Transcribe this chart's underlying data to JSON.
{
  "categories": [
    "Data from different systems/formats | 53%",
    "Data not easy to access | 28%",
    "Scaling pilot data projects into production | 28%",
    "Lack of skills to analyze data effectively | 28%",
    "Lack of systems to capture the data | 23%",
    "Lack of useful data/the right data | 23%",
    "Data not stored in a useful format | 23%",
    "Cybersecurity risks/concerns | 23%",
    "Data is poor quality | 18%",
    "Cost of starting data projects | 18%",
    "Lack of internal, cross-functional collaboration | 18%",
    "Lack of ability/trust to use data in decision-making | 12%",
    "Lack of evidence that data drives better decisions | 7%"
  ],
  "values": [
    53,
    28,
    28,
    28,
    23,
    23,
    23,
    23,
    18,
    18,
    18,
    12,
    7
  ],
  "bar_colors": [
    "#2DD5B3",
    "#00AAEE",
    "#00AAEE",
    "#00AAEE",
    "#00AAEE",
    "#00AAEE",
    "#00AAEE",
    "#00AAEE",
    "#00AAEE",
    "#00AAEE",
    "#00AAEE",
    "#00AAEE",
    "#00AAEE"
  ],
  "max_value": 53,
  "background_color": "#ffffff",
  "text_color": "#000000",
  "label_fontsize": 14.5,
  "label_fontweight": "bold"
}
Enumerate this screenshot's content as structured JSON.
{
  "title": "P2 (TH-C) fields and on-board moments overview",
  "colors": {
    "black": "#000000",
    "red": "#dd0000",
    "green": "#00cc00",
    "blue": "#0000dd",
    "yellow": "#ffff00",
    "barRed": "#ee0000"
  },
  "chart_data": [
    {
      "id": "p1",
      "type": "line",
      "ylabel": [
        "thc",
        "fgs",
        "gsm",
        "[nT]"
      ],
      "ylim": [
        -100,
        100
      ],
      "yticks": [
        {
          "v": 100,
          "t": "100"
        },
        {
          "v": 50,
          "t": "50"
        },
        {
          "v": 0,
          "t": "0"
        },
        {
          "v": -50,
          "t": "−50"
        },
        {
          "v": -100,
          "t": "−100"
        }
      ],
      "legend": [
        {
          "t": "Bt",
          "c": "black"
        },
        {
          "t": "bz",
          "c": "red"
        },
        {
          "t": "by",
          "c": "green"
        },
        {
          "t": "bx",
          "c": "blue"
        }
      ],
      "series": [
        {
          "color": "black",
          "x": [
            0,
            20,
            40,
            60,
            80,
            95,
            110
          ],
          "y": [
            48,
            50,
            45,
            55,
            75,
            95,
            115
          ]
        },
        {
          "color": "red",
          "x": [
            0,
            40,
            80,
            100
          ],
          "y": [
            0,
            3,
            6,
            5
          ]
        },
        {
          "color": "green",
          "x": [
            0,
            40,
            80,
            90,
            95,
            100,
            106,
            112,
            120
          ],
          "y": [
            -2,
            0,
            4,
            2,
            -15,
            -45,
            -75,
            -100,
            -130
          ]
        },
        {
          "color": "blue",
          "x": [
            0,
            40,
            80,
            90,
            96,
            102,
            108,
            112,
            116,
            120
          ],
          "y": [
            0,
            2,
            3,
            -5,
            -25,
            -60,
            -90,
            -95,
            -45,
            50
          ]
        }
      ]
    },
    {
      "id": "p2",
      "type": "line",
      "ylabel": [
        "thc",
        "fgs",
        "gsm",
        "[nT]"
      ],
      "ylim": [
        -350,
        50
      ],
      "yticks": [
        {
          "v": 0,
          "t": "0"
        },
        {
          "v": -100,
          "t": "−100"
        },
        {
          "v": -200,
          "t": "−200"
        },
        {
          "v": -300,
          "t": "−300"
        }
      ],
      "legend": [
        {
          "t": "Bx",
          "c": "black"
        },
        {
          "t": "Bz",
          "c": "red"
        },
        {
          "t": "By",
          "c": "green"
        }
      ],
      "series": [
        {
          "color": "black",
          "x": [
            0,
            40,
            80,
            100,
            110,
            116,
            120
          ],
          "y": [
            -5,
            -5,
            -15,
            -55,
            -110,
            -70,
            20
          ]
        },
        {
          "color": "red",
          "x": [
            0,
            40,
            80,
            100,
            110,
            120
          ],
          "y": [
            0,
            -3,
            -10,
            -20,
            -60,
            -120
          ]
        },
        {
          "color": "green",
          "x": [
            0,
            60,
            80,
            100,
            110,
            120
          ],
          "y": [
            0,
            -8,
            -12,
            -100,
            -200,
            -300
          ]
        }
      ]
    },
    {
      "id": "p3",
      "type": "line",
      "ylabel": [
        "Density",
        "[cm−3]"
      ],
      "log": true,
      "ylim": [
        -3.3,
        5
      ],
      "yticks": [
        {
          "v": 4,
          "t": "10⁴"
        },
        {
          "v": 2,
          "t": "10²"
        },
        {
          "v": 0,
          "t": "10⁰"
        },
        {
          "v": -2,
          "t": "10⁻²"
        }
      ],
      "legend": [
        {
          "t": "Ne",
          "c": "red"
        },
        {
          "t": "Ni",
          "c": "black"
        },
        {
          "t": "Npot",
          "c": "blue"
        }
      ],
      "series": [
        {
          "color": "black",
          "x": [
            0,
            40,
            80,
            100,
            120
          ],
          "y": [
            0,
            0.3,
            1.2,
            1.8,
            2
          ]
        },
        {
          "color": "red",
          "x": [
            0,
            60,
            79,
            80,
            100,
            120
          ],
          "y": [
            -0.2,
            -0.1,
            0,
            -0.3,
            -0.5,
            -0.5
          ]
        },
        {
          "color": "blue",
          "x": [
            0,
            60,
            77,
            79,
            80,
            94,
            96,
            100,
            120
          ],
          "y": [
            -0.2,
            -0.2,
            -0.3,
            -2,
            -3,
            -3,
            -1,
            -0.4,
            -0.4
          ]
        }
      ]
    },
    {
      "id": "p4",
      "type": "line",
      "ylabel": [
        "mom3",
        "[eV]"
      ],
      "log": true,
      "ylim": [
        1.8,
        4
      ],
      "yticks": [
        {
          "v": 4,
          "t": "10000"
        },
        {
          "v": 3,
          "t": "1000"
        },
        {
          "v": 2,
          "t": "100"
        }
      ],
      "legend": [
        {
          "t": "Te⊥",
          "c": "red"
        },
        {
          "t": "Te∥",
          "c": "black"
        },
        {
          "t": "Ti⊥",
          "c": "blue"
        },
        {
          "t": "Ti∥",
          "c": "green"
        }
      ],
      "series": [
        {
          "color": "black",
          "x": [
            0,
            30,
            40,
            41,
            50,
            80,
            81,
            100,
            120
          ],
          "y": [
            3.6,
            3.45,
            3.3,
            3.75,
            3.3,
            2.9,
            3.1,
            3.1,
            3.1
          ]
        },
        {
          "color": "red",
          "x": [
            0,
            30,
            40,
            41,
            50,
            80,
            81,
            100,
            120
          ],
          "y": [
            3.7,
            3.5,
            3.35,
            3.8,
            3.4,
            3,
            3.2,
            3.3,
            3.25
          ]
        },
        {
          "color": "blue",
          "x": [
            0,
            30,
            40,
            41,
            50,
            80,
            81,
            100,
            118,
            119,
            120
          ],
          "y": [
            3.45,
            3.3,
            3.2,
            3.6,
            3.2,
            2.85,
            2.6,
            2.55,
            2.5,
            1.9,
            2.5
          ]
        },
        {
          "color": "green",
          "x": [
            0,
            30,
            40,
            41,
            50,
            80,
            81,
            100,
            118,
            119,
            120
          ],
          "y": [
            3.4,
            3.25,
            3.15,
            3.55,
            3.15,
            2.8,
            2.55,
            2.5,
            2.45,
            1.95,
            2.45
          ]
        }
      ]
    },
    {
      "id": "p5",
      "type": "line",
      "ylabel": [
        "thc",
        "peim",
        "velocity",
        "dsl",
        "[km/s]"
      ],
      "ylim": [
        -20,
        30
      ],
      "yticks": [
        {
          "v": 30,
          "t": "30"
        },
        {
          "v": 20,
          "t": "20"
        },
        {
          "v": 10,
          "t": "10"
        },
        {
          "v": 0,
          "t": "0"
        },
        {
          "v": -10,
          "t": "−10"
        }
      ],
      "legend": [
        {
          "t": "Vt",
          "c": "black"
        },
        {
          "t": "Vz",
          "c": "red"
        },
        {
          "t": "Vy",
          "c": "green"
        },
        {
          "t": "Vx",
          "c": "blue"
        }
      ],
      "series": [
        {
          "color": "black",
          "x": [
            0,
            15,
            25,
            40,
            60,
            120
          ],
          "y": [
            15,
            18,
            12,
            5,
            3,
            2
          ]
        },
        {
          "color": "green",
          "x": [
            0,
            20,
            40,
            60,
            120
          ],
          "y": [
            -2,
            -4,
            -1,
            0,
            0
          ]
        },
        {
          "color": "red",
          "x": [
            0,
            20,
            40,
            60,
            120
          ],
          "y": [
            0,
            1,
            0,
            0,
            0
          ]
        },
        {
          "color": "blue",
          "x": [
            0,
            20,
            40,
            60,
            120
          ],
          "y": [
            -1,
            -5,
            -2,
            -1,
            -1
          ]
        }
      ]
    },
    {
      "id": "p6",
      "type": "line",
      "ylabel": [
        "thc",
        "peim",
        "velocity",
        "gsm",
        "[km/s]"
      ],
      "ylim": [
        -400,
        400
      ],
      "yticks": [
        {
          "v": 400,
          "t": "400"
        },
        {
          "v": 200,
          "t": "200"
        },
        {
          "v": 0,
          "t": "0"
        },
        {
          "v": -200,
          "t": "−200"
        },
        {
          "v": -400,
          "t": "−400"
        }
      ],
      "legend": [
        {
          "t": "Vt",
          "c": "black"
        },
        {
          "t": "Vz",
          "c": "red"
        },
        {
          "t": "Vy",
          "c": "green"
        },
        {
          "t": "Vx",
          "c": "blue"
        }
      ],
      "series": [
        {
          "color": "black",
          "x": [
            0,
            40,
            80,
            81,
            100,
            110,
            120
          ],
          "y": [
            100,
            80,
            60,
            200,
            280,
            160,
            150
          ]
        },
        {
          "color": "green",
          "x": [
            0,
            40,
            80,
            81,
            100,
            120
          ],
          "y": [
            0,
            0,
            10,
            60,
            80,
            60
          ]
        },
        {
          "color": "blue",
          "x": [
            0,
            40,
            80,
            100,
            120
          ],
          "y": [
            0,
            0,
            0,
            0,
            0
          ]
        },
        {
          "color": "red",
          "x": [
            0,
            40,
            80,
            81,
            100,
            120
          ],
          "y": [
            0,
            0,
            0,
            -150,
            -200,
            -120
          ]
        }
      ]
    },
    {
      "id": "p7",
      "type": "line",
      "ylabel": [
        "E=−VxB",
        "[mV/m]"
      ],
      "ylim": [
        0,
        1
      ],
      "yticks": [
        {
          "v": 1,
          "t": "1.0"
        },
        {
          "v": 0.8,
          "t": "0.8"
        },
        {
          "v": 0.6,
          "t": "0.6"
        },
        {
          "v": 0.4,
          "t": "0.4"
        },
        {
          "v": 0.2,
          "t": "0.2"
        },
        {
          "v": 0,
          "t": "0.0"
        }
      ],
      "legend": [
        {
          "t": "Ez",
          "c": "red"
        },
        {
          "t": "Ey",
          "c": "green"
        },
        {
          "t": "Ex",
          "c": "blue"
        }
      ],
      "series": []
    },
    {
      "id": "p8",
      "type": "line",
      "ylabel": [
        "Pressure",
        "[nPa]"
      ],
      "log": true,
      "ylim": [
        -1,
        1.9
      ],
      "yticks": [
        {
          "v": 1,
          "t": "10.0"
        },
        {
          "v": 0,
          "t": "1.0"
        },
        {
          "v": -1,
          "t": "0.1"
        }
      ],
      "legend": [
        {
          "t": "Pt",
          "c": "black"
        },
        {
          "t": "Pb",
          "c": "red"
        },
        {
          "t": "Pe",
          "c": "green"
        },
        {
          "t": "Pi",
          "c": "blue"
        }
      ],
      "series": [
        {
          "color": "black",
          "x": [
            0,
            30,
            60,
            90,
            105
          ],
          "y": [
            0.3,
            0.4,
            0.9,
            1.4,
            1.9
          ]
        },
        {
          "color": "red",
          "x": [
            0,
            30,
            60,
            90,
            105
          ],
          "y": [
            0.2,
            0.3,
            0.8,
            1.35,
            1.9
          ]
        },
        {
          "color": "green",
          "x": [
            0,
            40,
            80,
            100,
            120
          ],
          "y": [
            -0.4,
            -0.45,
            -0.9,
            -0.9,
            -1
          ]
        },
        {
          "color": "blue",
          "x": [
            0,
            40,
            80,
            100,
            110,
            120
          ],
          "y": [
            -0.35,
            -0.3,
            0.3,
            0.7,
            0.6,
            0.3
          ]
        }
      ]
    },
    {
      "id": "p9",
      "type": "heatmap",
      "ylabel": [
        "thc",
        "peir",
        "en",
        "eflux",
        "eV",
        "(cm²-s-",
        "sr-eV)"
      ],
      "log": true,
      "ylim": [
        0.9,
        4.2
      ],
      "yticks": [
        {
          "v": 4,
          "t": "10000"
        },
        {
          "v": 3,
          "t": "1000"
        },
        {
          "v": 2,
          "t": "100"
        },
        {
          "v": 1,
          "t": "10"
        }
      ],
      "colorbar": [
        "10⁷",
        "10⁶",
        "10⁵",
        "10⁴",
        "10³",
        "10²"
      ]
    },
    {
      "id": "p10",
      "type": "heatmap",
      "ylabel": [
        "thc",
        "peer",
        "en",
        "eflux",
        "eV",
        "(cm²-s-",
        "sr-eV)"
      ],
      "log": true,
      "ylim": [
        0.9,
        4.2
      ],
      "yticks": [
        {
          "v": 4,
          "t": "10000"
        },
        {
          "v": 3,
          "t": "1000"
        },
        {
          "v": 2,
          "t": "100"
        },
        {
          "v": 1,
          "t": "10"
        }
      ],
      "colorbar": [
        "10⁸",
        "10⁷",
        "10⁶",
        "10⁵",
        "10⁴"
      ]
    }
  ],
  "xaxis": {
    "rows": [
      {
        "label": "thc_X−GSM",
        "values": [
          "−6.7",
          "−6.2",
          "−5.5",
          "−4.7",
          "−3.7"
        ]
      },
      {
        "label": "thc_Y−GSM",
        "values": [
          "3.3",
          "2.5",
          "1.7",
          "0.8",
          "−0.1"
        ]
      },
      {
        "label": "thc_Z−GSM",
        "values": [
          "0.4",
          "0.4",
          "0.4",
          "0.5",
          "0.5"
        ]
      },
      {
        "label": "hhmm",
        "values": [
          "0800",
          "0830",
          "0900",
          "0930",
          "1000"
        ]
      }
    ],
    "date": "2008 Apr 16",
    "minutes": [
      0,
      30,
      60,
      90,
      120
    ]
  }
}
━━━━━━━━━━━━━━━━━━━━
- **EXERCISE AIM**
How many lines of the listing include the string "useful"? Answer with the number alone.

- **SOLUTION**
2